Website and app data records

========================================================================

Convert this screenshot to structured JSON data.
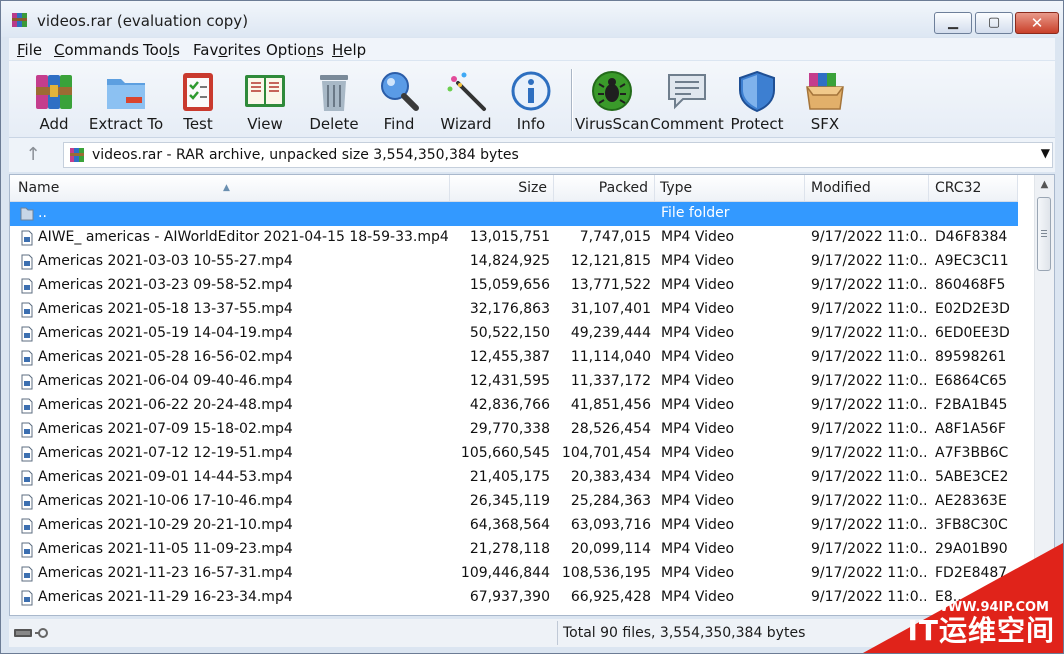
{
  "window": {
    "title": "videos.rar (evaluation copy)",
    "controls": {
      "minimize": "▁",
      "maximize": "▢",
      "close": "✕"
    }
  },
  "menu": [
    {
      "pre": "",
      "u": "F",
      "post": "ile"
    },
    {
      "pre": "",
      "u": "C",
      "post": "ommands"
    },
    {
      "pre": "Too",
      "u": "l",
      "post": "s"
    },
    {
      "pre": "Fav",
      "u": "o",
      "post": "rites"
    },
    {
      "pre": "Optio",
      "u": "n",
      "post": "s"
    },
    {
      "pre": "",
      "u": "H",
      "post": "elp"
    }
  ],
  "toolbar": [
    {
      "label": "Add",
      "icon": "add-archive-icon"
    },
    {
      "label": "Extract To",
      "icon": "extract-folder-icon"
    },
    {
      "label": "Test",
      "icon": "test-clipboard-icon"
    },
    {
      "label": "View",
      "icon": "view-book-icon"
    },
    {
      "label": "Delete",
      "icon": "delete-trash-icon"
    },
    {
      "label": "Find",
      "icon": "find-magnifier-icon"
    },
    {
      "label": "Wizard",
      "icon": "wizard-wand-icon"
    },
    {
      "label": "Info",
      "icon": "info-icon"
    },
    {
      "label": "VirusScan",
      "icon": "virusscan-bug-icon"
    },
    {
      "label": "Comment",
      "icon": "comment-bubble-icon"
    },
    {
      "label": "Protect",
      "icon": "protect-shield-icon"
    },
    {
      "label": "SFX",
      "icon": "sfx-box-icon"
    }
  ],
  "address": {
    "text": "videos.rar - RAR archive, unpacked size 3,554,350,384 bytes"
  },
  "columns": {
    "name": "Name",
    "size": "Size",
    "packed": "Packed",
    "type": "Type",
    "modified": "Modified",
    "crc": "CRC32"
  },
  "parent_row": {
    "name": "..",
    "type": "File folder"
  },
  "files": [
    {
      "name": "AIWE_ americas - AIWorldEditor 2021-04-15 18-59-33.mp4",
      "size": "13,015,751",
      "packed": "7,747,015",
      "type": "MP4 Video",
      "modified": "9/17/2022 11:0...",
      "crc": "D46F8384"
    },
    {
      "name": "Americas 2021-03-03 10-55-27.mp4",
      "size": "14,824,925",
      "packed": "12,121,815",
      "type": "MP4 Video",
      "modified": "9/17/2022 11:0...",
      "crc": "A9EC3C11"
    },
    {
      "name": "Americas 2021-03-23 09-58-52.mp4",
      "size": "15,059,656",
      "packed": "13,771,522",
      "type": "MP4 Video",
      "modified": "9/17/2022 11:0...",
      "crc": "860468F5"
    },
    {
      "name": "Americas 2021-05-18 13-37-55.mp4",
      "size": "32,176,863",
      "packed": "31,107,401",
      "type": "MP4 Video",
      "modified": "9/17/2022 11:0...",
      "crc": "E02D2E3D"
    },
    {
      "name": "Americas 2021-05-19 14-04-19.mp4",
      "size": "50,522,150",
      "packed": "49,239,444",
      "type": "MP4 Video",
      "modified": "9/17/2022 11:0...",
      "crc": "6ED0EE3D"
    },
    {
      "name": "Americas 2021-05-28 16-56-02.mp4",
      "size": "12,455,387",
      "packed": "11,114,040",
      "type": "MP4 Video",
      "modified": "9/17/2022 11:0...",
      "crc": "89598261"
    },
    {
      "name": "Americas 2021-06-04 09-40-46.mp4",
      "size": "12,431,595",
      "packed": "11,337,172",
      "type": "MP4 Video",
      "modified": "9/17/2022 11:0...",
      "crc": "E6864C65"
    },
    {
      "name": "Americas 2021-06-22 20-24-48.mp4",
      "size": "42,836,766",
      "packed": "41,851,456",
      "type": "MP4 Video",
      "modified": "9/17/2022 11:0...",
      "crc": "F2BA1B45"
    },
    {
      "name": "Americas 2021-07-09 15-18-02.mp4",
      "size": "29,770,338",
      "packed": "28,526,454",
      "type": "MP4 Video",
      "modified": "9/17/2022 11:0...",
      "crc": "A8F1A56F"
    },
    {
      "name": "Americas 2021-07-12 12-19-51.mp4",
      "size": "105,660,545",
      "packed": "104,701,454",
      "type": "MP4 Video",
      "modified": "9/17/2022 11:0...",
      "crc": "A7F3BB6C"
    },
    {
      "name": "Americas 2021-09-01 14-44-53.mp4",
      "size": "21,405,175",
      "packed": "20,383,434",
      "type": "MP4 Video",
      "modified": "9/17/2022 11:0...",
      "crc": "5ABE3CE2"
    },
    {
      "name": "Americas 2021-10-06 17-10-46.mp4",
      "size": "26,345,119",
      "packed": "25,284,363",
      "type": "MP4 Video",
      "modified": "9/17/2022 11:0...",
      "crc": "AE28363E"
    },
    {
      "name": "Americas 2021-10-29 20-21-10.mp4",
      "size": "64,368,564",
      "packed": "63,093,716",
      "type": "MP4 Video",
      "modified": "9/17/2022 11:0...",
      "crc": "3FB8C30C"
    },
    {
      "name": "Americas 2021-11-05 11-09-23.mp4",
      "size": "21,278,118",
      "packed": "20,099,114",
      "type": "MP4 Video",
      "modified": "9/17/2022 11:0...",
      "crc": "29A01B90"
    },
    {
      "name": "Americas 2021-11-23 16-57-31.mp4",
      "size": "109,446,844",
      "packed": "108,536,195",
      "type": "MP4 Video",
      "modified": "9/17/2022 11:0...",
      "crc": "FD2E8487"
    },
    {
      "name": "Americas 2021-11-29 16-23-34.mp4",
      "size": "67,937,390",
      "packed": "66,925,428",
      "type": "MP4 Video",
      "modified": "9/17/2022 11:0...",
      "crc": "E8..."
    }
  ],
  "status": {
    "summary": "Total 90 files, 3,554,350,384 bytes"
  },
  "watermark": {
    "url": "WWW.94IP.COM",
    "brand": "IT运维空间"
  },
  "colors": {
    "selection": "#3399ff",
    "watermark": "#e0231a"
  }
}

========================================================================

Goal of the exercise: Restate each entry word for word; pictures stay out of the copy.

Response area:
Convert this screenshot to structured JSON data.
{
  "window": {
    "title": "videos.rar (evaluation copy)",
    "controls": {
      "minimize": "▁",
      "maximize": "▢",
      "close": "✕"
    }
  },
  "menu": [
    {
      "pre": "",
      "u": "F",
      "post": "ile"
    },
    {
      "pre": "",
      "u": "C",
      "post": "ommands"
    },
    {
      "pre": "Too",
      "u": "l",
      "post": "s"
    },
    {
      "pre": "Fav",
      "u": "o",
      "post": "rites"
    },
    {
      "pre": "Optio",
      "u": "n",
      "post": "s"
    },
    {
      "pre": "",
      "u": "H",
      "post": "elp"
    }
  ],
  "toolbar": [
    {
      "label": "Add",
      "icon": "add-archive-icon"
    },
    {
      "label": "Extract To",
      "icon": "extract-folder-icon"
    },
    {
      "label": "Test",
      "icon": "test-clipboard-icon"
    },
    {
      "label": "View",
      "icon": "view-book-icon"
    },
    {
      "label": "Delete",
      "icon": "delete-trash-icon"
    },
    {
      "label": "Find",
      "icon": "find-magnifier-icon"
    },
    {
      "label": "Wizard",
      "icon": "wizard-wand-icon"
    },
    {
      "label": "Info",
      "icon": "info-icon"
    },
    {
      "label": "VirusScan",
      "icon": "virusscan-bug-icon"
    },
    {
      "label": "Comment",
      "icon": "comment-bubble-icon"
    },
    {
      "label": "Protect",
      "icon": "protect-shield-icon"
    },
    {
      "label": "SFX",
      "icon": "sfx-box-icon"
    }
  ],
  "address": {
    "text": "videos.rar - RAR archive, unpacked size 3,554,350,384 bytes"
  },
  "columns": {
    "name": "Name",
    "size": "Size",
    "packed": "Packed",
    "type": "Type",
    "modified": "Modified",
    "crc": "CRC32"
  },
  "parent_row": {
    "name": "..",
    "type": "File folder"
  },
  "files": [
    {
      "name": "AIWE_ americas - AIWorldEditor 2021-04-15 18-59-33.mp4",
      "size": "13,015,751",
      "packed": "7,747,015",
      "type": "MP4 Video",
      "modified": "9/17/2022 11:0...",
      "crc": "D46F8384"
    },
    {
      "name": "Americas 2021-03-03 10-55-27.mp4",
      "size": "14,824,925",
      "packed": "12,121,815",
      "type": "MP4 Video",
      "modified": "9/17/2022 11:0...",
      "crc": "A9EC3C11"
    },
    {
      "name": "Americas 2021-03-23 09-58-52.mp4",
      "size": "15,059,656",
      "packed": "13,771,522",
      "type": "MP4 Video",
      "modified": "9/17/2022 11:0...",
      "crc": "860468F5"
    },
    {
      "name": "Americas 2021-05-18 13-37-55.mp4",
      "size": "32,176,863",
      "packed": "31,107,401",
      "type": "MP4 Video",
      "modified": "9/17/2022 11:0...",
      "crc": "E02D2E3D"
    },
    {
      "name": "Americas 2021-05-19 14-04-19.mp4",
      "size": "50,522,150",
      "packed": "49,239,444",
      "type": "MP4 Video",
      "modified": "9/17/2022 11:0...",
      "crc": "6ED0EE3D"
    },
    {
      "name": "Americas 2021-05-28 16-56-02.mp4",
      "size": "12,455,387",
      "packed": "11,114,040",
      "type": "MP4 Video",
      "modified": "9/17/2022 11:0...",
      "crc": "89598261"
    },
    {
      "name": "Americas 2021-06-04 09-40-46.mp4",
      "size": "12,431,595",
      "packed": "11,337,172",
      "type": "MP4 Video",
      "modified": "9/17/2022 11:0...",
      "crc": "E6864C65"
    },
    {
      "name": "Americas 2021-06-22 20-24-48.mp4",
      "size": "42,836,766",
      "packed": "41,851,456",
      "type": "MP4 Video",
      "modified": "9/17/2022 11:0...",
      "crc": "F2BA1B45"
    },
    {
      "name": "Americas 2021-07-09 15-18-02.mp4",
      "size": "29,770,338",
      "packed": "28,526,454",
      "type": "MP4 Video",
      "modified": "9/17/2022 11:0...",
      "crc": "A8F1A56F"
    },
    {
      "name": "Americas 2021-07-12 12-19-51.mp4",
      "size": "105,660,545",
      "packed": "104,701,454",
      "type": "MP4 Video",
      "modified": "9/17/2022 11:0...",
      "crc": "A7F3BB6C"
    },
    {
      "name": "Americas 2021-09-01 14-44-53.mp4",
      "size": "21,405,175",
      "packed": "20,383,434",
      "type": "MP4 Video",
      "modified": "9/17/2022 11:0...",
      "crc": "5ABE3CE2"
    },
    {
      "name": "Americas 2021-10-06 17-10-46.mp4",
      "size": "26,345,119",
      "packed": "25,284,363",
      "type": "MP4 Video",
      "modified": "9/17/2022 11:0...",
      "crc": "AE28363E"
    },
    {
      "name": "Americas 2021-10-29 20-21-10.mp4",
      "size": "64,368,564",
      "packed": "63,093,716",
      "type": "MP4 Video",
      "modified": "9/17/2022 11:0...",
      "crc": "3FB8C30C"
    },
    {
      "name": "Americas 2021-11-05 11-09-23.mp4",
      "size": "21,278,118",
      "packed": "20,099,114",
      "type": "MP4 Video",
      "modified": "9/17/2022 11:0...",
      "crc": "29A01B90"
    },
    {
      "name": "Americas 2021-11-23 16-57-31.mp4",
      "size": "109,446,844",
      "packed": "108,536,195",
      "type": "MP4 Video",
      "modified": "9/17/2022 11:0...",
      "crc": "FD2E8487"
    },
    {
      "name": "Americas 2021-11-29 16-23-34.mp4",
      "size": "67,937,390",
      "packed": "66,925,428",
      "type": "MP4 Video",
      "modified": "9/17/2022 11:0...",
      "crc": "E8..."
    }
  ],
  "status": {
    "summary": "Total 90 files, 3,554,350,384 bytes"
  },
  "watermark": {
    "url": "WWW.94IP.COM",
    "brand": "IT运维空间"
  },
  "colors": {
    "selection": "#3399ff",
    "watermark": "#e0231a"
  }
}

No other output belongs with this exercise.